REQUIREMENTS: Set down every entry word for word. Omit the pictures.

DATA SHOWN:

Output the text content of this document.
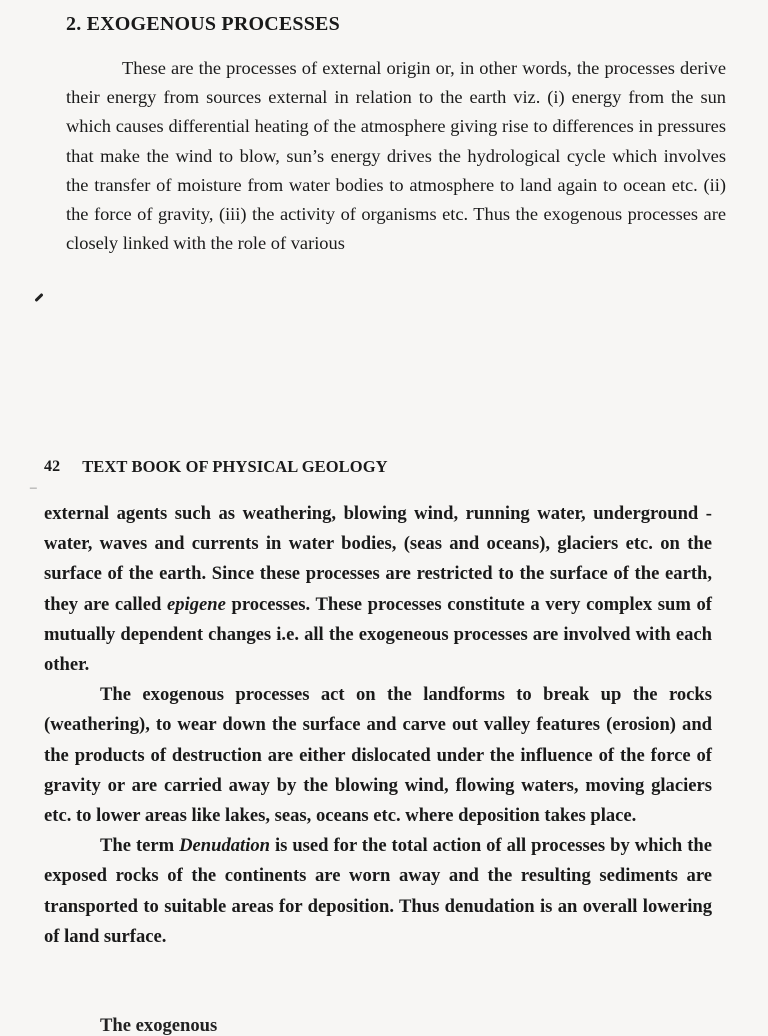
2. EXOGENOUS PROCESSES

These are the processes of external origin or, in other words, the processes derive their energy from sources external in relation to the earth viz. (i) energy from the sun which causes differential heating of the atmosphere giving rise to differences in pressures that make the wind to blow, sun’s energy drives the hydrological cycle which involves the transfer of moisture from water bodies to atmosphere to land again to ocean etc. (ii) the force of gravity, (iii) the activity of organisms etc. Thus the exogenous processes are closely linked with the role of various

_
42 TEXT BOOK OF PHYSICAL GEOLOGY

external agents such as weathering, blowing wind, running water, underground - water, waves and currents in water bodies, (seas and oceans), glaciers etc. on the surface of the earth. Since these processes are restricted to the surface of the earth, they are called epigene processes. These processes constitute a very complex sum of mutually dependent changes i.e. all the exogeneous processes are involved with each other.

The exogenous processes act on the landforms to break up the rocks (weathering), to wear down the surface and carve out valley features (erosion) and the products of destruction are either dislocated under the influence of the force of gravity or are carried away by the blowing wind, flowing waters, moving glaciers etc. to lower areas like lakes, seas, oceans etc. where deposition takes place.

The term Denudation is used for the total action of all processes by which the exposed rocks of the continents are worn away and the resulting sediments are transported to suitable areas for deposition. Thus denudation is an overall lowering of land surface.

The exogenous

RESPONSE TO THE EXERCISE:
Output the text content of this document.
2. EXOGENOUS PROCESSES

These are the processes of external origin or, in other words, the processes derive their energy from sources external in relation to the earth viz. (i) energy from the sun which causes differential heating of the atmosphere giving rise to differences in pressures that make the wind to blow, sun’s energy drives the hydrological cycle which involves the transfer of moisture from water bodies to atmosphere to land again to ocean etc. (ii) the force of gravity, (iii) the activity of organisms etc. Thus the exogenous processes are closely linked with the role of various

_
42 TEXT BOOK OF PHYSICAL GEOLOGY

external agents such as weathering, blowing wind, running water, underground - water, waves and currents in water bodies, (seas and oceans), glaciers etc. on the surface of the earth. Since these processes are restricted to the surface of the earth, they are called epigene processes. These processes constitute a very complex sum of mutually dependent changes i.e. all the exogeneous processes are involved with each other.

The exogenous processes act on the landforms to break up the rocks (weathering), to wear down the surface and carve out valley features (erosion) and the products of destruction are either dislocated under the influence of the force of gravity or are carried away by the blowing wind, flowing waters, moving glaciers etc. to lower areas like lakes, seas, oceans etc. where deposition takes place.

The term Denudation is used for the total action of all processes by which the exposed rocks of the continents are worn away and the resulting sediments are transported to suitable areas for deposition. Thus denudation is an overall lowering of land surface.

The exogenous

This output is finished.